◆ **Stated problem**: Give only a count of the lines that include the string "我是學生".

◆ **Task data**:
■ ■ ■ ■ ■ ■ ■
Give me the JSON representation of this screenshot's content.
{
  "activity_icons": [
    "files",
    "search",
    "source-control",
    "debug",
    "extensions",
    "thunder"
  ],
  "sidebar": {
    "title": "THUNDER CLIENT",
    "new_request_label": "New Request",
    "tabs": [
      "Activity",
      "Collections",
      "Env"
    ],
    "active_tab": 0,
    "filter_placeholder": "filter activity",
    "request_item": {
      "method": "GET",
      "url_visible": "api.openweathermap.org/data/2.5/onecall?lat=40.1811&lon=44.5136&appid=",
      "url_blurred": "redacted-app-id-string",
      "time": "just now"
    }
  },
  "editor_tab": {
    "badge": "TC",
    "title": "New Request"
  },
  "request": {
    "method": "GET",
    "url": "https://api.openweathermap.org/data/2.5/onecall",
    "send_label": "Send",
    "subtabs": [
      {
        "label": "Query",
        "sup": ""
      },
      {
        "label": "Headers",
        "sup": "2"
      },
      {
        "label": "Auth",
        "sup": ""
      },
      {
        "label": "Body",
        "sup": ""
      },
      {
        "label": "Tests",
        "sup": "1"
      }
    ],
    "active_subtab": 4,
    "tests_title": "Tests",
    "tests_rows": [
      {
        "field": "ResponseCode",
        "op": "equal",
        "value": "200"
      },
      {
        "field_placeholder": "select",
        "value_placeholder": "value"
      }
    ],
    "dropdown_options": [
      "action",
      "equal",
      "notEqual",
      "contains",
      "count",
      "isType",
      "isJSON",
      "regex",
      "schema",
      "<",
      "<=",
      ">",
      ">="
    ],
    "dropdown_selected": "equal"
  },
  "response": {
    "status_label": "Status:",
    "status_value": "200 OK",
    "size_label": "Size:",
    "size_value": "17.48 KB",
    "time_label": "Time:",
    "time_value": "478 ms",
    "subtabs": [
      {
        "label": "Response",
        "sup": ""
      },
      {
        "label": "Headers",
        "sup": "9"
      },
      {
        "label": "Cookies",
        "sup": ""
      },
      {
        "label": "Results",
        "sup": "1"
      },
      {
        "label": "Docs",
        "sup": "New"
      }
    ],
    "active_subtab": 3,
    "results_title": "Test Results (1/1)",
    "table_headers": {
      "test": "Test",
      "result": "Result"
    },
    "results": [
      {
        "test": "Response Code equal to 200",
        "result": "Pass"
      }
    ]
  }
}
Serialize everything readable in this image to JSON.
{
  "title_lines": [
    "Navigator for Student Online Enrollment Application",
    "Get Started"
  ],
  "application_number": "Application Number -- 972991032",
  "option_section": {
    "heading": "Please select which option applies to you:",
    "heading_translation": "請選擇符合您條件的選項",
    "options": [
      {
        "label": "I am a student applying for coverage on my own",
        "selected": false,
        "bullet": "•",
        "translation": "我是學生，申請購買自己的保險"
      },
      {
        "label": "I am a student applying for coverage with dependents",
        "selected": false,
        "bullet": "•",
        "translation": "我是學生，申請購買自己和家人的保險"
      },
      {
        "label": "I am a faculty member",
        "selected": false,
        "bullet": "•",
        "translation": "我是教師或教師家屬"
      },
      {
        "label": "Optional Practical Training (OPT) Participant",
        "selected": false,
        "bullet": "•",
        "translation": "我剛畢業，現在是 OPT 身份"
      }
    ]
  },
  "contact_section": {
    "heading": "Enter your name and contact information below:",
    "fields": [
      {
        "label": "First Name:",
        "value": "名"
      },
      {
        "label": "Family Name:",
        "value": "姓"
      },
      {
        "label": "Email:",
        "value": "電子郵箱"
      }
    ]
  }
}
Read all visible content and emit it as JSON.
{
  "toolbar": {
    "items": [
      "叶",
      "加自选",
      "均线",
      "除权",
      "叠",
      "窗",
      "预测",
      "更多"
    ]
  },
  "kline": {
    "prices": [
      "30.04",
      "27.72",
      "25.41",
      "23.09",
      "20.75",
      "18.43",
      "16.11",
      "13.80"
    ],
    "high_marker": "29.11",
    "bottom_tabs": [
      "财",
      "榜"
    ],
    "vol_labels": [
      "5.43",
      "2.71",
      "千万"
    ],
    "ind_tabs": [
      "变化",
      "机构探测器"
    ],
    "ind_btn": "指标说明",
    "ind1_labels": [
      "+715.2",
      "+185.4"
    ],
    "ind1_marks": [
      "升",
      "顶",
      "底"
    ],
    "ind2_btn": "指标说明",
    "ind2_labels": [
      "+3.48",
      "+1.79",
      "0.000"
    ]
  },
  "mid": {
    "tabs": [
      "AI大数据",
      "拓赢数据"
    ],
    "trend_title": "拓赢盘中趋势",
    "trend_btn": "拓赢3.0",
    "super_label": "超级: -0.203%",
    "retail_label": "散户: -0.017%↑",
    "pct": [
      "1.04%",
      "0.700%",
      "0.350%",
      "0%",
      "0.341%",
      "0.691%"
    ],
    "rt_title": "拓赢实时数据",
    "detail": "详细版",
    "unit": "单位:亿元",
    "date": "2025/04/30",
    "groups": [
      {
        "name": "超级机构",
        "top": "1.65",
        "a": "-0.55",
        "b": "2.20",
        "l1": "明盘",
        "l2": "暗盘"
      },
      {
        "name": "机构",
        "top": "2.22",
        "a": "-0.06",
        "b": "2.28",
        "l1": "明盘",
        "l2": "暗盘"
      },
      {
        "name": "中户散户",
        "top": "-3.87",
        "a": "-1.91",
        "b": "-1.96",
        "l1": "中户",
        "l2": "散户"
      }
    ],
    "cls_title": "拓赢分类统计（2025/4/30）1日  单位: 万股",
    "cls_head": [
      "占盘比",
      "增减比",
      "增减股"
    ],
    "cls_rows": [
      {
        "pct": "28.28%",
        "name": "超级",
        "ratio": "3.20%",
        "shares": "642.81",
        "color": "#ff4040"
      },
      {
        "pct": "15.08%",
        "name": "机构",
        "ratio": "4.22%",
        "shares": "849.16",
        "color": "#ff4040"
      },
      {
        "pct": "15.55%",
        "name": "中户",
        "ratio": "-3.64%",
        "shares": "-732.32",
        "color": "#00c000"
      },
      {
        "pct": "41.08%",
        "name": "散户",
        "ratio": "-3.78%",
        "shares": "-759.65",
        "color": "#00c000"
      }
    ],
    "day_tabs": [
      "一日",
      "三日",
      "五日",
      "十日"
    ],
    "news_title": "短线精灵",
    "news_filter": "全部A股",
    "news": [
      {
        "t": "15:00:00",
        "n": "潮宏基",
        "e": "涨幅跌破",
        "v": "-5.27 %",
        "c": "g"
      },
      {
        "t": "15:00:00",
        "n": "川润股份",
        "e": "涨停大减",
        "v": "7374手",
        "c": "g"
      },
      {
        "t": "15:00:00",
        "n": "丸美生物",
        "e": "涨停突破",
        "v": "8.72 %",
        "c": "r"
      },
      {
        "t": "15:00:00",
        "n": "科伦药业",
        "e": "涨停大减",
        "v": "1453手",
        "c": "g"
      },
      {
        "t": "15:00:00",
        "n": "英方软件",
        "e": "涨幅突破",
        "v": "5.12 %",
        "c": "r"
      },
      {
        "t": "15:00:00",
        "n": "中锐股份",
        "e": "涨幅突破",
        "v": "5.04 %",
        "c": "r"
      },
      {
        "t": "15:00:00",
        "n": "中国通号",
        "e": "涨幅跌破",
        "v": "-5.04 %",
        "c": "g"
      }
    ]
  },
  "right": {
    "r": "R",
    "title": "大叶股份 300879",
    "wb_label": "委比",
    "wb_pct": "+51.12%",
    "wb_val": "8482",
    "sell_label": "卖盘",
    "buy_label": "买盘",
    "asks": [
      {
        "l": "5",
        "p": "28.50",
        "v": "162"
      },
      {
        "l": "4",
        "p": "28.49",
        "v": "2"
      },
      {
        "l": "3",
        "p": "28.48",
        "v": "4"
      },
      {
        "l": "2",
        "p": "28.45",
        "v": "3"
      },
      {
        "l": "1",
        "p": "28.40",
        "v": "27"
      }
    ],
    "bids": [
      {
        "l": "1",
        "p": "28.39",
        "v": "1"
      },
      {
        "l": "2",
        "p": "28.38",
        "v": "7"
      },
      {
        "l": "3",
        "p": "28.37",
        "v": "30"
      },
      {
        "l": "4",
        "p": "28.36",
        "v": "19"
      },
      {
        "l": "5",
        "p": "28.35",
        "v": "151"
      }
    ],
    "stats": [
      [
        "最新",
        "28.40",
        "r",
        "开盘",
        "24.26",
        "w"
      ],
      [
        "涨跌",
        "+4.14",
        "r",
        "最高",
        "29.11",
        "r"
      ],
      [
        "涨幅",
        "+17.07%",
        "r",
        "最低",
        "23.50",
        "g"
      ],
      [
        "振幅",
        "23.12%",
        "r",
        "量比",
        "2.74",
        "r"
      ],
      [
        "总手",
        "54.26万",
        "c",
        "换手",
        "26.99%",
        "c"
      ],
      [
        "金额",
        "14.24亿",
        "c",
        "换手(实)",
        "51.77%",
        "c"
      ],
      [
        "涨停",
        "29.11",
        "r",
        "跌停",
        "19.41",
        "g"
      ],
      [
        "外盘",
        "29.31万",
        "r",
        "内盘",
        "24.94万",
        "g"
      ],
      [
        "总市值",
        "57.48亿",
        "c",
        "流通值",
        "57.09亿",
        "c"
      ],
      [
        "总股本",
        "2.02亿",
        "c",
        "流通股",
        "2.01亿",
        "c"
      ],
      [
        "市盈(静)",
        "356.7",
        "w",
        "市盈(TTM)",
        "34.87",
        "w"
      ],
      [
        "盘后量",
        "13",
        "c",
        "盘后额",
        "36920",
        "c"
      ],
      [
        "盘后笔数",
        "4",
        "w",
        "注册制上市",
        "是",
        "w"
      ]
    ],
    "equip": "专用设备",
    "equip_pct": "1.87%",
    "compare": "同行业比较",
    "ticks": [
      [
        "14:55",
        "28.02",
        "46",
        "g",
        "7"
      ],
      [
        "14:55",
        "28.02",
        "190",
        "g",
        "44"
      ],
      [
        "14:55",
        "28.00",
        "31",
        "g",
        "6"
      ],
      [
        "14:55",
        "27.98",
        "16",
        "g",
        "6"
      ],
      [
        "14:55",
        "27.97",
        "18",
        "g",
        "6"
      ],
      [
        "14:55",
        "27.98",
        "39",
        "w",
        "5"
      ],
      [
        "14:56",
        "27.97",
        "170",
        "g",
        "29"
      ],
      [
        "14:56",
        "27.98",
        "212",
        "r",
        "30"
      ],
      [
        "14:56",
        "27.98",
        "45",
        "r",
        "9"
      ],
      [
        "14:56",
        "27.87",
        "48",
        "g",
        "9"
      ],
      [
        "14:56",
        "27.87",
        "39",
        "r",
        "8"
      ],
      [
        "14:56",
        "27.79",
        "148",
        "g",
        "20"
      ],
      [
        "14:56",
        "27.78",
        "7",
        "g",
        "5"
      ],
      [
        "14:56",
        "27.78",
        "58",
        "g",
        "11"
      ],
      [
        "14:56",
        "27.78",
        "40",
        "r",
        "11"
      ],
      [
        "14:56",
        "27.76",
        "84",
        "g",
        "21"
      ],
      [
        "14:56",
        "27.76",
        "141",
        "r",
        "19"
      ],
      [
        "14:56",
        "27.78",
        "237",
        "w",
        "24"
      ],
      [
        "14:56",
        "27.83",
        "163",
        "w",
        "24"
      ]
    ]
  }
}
■ ■ ■ ■ ■ ■ ■
◆ **Response to this task**: 2